**Directions for this task**
Look through the entries and report how many lines include the word "structured". Give the number alone.

**Supplied entries**
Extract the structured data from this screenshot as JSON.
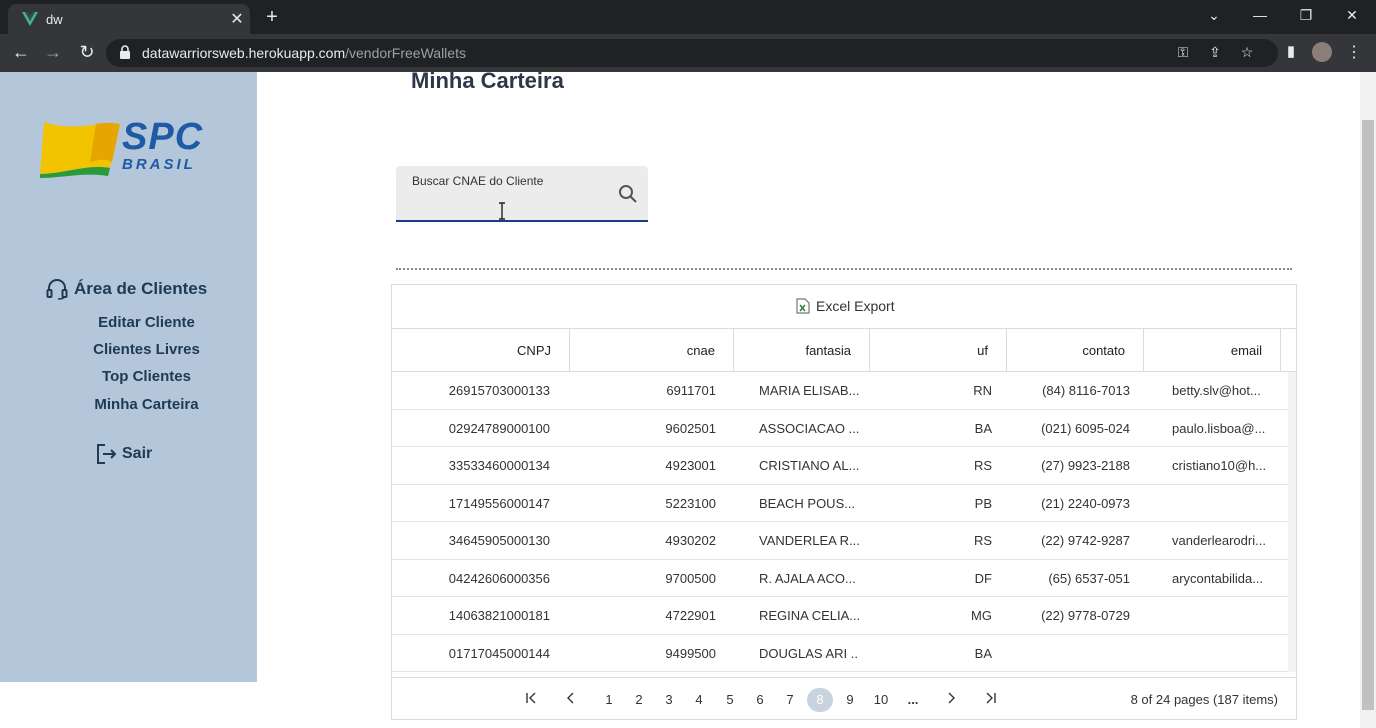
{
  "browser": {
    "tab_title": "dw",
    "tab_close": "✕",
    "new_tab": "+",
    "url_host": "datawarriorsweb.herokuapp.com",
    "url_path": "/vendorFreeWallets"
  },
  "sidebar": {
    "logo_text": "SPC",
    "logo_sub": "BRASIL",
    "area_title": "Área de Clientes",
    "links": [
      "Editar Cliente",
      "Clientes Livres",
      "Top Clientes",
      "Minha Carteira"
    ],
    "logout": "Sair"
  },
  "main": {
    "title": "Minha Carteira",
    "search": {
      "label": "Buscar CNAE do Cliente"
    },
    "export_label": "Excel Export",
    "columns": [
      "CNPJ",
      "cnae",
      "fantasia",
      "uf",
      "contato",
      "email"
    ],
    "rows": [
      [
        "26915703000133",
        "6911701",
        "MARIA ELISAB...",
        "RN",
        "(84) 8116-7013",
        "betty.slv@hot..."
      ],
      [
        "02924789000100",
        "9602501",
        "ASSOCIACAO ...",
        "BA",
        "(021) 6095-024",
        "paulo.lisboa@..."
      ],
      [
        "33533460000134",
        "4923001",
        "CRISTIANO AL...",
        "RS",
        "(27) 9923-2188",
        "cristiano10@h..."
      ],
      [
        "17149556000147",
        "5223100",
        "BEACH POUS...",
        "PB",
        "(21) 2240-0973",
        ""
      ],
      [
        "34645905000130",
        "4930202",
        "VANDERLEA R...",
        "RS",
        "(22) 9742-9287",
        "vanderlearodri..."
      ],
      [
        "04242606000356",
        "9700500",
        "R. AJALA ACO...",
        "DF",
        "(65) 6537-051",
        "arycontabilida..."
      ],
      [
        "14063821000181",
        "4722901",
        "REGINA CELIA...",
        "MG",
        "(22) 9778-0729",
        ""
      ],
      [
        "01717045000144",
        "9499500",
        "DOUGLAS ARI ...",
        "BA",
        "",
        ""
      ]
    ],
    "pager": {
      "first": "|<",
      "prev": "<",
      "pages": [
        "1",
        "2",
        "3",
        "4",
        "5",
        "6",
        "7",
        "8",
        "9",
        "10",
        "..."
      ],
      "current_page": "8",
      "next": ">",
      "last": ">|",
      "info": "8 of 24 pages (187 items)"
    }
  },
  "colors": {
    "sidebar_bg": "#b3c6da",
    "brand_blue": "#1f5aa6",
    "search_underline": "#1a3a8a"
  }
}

...

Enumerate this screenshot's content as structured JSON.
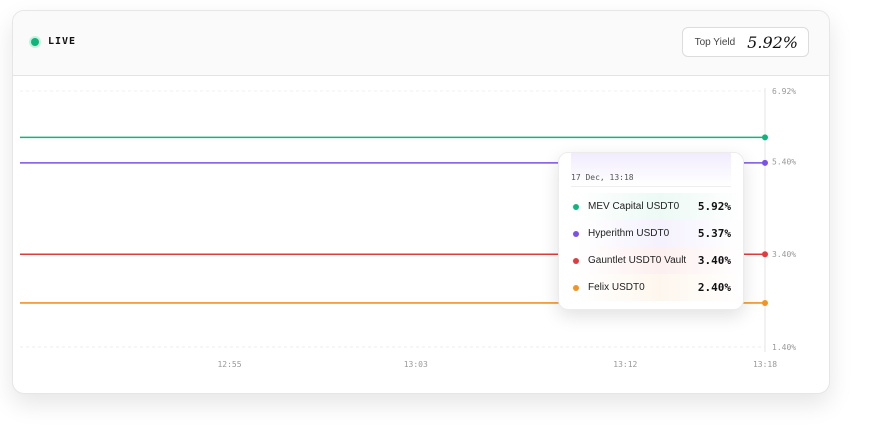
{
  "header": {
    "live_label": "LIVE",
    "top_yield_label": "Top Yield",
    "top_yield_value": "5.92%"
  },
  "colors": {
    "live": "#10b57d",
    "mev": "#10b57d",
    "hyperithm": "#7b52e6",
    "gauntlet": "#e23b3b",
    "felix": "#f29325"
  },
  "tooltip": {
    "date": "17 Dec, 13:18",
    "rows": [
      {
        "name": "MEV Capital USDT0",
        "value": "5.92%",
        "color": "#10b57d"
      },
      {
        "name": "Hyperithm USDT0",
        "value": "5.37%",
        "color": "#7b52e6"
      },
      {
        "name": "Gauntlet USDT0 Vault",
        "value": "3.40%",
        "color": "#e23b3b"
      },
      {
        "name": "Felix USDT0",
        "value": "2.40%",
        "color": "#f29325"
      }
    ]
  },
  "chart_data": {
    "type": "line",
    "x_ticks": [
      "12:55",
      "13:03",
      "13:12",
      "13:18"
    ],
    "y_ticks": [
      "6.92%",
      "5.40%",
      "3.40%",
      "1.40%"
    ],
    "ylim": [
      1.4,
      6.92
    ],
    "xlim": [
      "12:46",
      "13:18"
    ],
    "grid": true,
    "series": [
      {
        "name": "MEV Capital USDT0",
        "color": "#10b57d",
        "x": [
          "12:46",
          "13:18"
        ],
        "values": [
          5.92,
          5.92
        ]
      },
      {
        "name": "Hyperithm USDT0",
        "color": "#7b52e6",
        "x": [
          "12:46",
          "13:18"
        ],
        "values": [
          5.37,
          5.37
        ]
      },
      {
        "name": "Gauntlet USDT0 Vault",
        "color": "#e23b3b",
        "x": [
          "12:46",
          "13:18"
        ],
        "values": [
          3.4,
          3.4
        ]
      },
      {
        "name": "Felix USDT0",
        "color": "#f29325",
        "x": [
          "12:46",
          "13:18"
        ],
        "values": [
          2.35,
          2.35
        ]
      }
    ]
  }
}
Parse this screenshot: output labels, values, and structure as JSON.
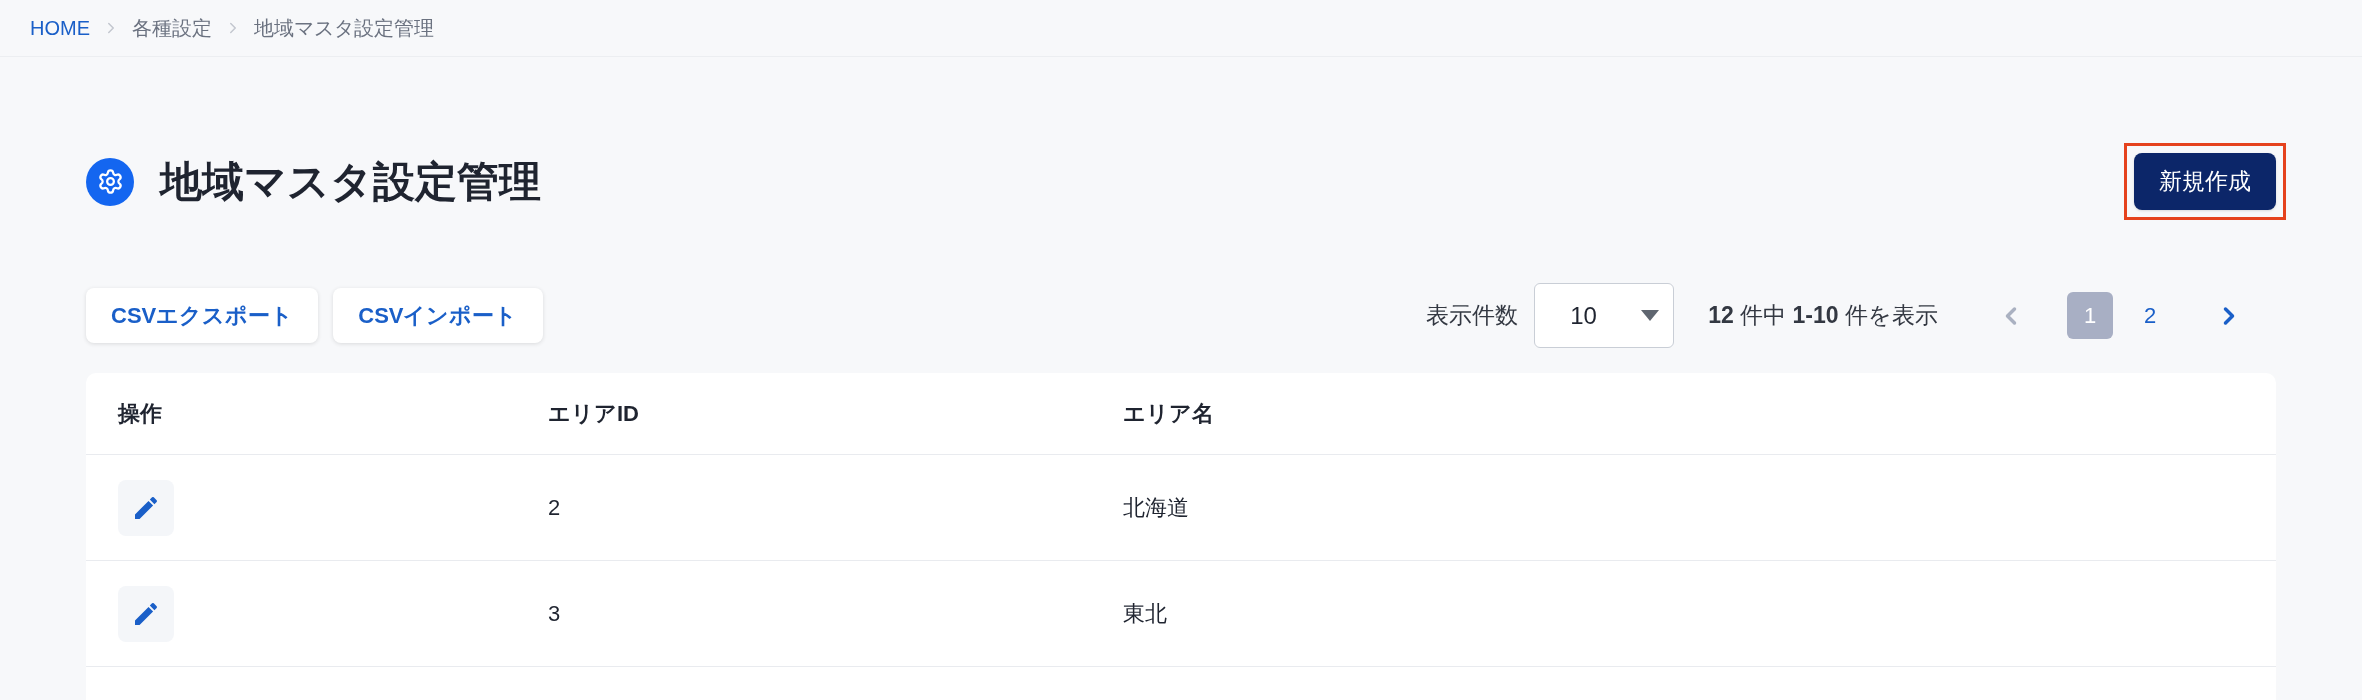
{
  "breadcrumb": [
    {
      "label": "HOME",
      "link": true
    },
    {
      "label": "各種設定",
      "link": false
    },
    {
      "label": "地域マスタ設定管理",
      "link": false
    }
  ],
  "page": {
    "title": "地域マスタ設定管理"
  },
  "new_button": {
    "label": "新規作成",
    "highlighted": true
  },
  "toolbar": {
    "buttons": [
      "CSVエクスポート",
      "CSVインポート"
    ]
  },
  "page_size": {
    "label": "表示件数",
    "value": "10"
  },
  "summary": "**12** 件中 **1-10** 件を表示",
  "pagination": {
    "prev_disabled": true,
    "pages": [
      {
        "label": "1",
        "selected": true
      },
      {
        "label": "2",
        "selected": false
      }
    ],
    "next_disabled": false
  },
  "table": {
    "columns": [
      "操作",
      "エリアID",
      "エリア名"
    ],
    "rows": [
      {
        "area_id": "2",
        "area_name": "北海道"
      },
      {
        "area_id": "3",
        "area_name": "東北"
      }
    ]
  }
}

**Complete response**
2